Exercise goal - Copy each line of the entries that contains the word "image".
-- start of Listed entries --
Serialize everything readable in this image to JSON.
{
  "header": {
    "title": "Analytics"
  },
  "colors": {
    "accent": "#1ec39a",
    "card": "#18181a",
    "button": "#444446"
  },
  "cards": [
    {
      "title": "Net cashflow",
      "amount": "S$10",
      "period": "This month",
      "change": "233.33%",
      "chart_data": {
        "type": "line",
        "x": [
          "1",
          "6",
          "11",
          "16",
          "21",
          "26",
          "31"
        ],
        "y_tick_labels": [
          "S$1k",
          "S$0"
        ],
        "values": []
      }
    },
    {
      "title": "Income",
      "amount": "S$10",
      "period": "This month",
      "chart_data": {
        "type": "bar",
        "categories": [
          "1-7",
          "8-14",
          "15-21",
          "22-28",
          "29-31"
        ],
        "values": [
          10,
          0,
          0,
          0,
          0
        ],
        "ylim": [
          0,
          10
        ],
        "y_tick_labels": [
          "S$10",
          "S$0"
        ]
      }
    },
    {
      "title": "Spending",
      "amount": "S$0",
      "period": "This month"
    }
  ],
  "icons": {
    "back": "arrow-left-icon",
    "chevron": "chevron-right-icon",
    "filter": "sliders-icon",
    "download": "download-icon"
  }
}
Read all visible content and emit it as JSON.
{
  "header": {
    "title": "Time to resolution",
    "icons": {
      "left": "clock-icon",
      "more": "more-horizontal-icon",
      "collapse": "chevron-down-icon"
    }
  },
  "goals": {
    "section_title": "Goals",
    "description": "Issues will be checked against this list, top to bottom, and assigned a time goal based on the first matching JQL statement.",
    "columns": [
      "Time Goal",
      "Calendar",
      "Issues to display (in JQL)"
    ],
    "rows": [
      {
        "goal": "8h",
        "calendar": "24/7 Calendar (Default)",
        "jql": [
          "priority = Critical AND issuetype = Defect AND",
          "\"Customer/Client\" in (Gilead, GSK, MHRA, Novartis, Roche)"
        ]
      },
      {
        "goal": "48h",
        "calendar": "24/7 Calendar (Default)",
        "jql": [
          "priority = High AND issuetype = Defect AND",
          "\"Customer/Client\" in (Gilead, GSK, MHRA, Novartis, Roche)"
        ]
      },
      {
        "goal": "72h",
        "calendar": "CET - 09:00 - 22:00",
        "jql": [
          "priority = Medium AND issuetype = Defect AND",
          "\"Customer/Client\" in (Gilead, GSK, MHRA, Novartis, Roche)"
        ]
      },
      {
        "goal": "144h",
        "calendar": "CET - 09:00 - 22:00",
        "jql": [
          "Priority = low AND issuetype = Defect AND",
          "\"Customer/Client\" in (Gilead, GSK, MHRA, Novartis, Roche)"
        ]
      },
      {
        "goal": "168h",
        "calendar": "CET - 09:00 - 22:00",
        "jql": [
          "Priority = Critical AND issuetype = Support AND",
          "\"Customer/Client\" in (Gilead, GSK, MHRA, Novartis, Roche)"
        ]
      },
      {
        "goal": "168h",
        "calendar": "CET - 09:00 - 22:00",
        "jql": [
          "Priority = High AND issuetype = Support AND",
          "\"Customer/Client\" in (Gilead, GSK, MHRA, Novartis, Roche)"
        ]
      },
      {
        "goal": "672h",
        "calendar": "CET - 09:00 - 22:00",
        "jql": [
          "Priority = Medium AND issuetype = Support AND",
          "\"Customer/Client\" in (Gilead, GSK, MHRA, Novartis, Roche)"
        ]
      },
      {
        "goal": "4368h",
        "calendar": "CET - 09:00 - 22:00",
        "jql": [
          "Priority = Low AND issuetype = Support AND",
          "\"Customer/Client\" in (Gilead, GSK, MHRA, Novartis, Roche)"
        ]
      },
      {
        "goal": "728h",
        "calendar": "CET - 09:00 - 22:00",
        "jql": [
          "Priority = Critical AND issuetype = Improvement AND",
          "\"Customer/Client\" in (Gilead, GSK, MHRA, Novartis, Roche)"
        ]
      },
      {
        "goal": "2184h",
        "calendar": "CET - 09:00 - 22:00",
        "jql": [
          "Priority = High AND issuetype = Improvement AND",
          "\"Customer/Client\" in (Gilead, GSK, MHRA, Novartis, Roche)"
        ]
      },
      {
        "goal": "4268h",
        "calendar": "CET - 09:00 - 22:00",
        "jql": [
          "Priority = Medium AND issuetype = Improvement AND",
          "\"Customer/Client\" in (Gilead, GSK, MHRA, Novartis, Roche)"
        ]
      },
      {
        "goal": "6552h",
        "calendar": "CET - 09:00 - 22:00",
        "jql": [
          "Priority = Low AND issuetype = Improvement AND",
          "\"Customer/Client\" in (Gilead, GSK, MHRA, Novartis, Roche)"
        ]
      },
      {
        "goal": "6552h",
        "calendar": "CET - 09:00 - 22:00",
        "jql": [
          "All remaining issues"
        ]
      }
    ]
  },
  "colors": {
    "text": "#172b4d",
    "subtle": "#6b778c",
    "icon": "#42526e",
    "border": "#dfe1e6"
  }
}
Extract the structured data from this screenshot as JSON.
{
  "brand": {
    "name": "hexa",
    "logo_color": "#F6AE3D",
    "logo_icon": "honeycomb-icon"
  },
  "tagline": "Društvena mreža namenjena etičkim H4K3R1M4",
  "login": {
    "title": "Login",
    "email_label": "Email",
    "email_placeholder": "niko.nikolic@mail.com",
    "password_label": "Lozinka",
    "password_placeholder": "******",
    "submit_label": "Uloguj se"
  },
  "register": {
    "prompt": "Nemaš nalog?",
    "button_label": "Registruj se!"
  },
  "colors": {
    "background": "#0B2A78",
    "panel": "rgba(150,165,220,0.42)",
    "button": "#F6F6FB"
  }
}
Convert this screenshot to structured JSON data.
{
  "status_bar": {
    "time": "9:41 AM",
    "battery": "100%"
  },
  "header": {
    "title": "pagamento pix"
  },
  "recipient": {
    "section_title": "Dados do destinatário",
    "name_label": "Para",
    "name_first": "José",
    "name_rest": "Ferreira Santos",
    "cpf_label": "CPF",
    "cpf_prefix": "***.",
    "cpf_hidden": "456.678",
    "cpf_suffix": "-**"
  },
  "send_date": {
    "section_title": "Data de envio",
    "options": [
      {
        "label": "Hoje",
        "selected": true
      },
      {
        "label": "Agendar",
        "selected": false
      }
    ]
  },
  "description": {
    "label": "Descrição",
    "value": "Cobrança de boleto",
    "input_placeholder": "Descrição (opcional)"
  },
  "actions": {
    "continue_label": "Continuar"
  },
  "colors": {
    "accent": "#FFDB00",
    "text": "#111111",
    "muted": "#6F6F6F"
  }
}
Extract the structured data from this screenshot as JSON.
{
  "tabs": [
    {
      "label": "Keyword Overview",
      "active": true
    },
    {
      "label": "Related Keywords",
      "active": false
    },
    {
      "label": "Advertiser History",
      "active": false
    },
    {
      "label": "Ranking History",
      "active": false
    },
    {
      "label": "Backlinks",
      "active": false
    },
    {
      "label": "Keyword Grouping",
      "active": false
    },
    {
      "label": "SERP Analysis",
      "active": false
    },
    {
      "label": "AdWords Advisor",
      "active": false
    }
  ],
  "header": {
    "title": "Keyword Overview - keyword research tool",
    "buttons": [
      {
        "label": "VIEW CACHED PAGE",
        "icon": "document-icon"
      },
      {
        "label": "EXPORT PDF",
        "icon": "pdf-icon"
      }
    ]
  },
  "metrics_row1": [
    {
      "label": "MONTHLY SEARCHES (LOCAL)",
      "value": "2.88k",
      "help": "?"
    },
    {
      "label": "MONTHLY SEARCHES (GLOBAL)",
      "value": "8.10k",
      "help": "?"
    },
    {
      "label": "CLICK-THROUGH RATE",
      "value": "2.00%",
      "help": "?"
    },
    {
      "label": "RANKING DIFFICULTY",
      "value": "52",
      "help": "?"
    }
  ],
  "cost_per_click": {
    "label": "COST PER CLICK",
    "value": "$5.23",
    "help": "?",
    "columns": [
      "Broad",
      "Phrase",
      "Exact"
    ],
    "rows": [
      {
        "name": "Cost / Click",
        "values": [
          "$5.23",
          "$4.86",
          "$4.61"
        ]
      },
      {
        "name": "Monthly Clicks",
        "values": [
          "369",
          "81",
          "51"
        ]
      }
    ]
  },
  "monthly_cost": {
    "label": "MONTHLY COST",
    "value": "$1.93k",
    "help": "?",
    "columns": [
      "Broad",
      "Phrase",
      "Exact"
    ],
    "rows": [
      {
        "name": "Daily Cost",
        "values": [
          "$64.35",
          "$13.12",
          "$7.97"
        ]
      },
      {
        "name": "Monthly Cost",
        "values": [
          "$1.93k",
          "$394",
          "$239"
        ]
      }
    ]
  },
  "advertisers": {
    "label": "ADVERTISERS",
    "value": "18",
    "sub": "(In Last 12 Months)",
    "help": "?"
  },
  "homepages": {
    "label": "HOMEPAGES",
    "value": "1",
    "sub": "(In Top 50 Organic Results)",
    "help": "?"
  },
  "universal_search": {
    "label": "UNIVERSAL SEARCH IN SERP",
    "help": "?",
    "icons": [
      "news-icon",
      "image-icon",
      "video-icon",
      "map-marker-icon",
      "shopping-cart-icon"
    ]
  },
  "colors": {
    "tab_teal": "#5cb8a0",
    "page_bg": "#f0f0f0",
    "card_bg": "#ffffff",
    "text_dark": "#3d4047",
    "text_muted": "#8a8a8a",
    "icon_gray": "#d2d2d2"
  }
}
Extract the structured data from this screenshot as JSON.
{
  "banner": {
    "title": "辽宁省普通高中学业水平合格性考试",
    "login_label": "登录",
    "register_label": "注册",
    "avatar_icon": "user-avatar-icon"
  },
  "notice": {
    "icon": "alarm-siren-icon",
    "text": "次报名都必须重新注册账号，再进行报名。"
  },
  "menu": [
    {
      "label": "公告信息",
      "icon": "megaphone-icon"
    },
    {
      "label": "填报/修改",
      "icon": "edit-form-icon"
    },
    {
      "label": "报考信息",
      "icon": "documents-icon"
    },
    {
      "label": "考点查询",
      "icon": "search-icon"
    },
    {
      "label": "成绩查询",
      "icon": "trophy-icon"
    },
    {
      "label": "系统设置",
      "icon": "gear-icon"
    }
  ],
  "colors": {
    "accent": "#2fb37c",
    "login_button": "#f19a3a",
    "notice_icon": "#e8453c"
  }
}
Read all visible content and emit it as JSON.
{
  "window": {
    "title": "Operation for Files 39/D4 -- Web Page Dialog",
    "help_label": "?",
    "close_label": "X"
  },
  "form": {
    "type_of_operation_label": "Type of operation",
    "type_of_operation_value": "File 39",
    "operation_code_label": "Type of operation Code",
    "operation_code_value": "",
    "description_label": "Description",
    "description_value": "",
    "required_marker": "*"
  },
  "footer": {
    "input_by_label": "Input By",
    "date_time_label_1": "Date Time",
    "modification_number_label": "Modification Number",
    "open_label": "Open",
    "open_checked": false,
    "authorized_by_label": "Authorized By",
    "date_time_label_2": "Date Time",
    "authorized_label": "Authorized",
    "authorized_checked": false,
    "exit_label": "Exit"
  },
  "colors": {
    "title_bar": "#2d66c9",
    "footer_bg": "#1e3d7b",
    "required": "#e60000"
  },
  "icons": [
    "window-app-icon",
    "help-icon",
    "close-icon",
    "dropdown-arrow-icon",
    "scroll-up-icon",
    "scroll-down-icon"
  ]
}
-- end of Listed entries --
Solution below -
Serialize everything readable in this image to JSON.
      "image-icon",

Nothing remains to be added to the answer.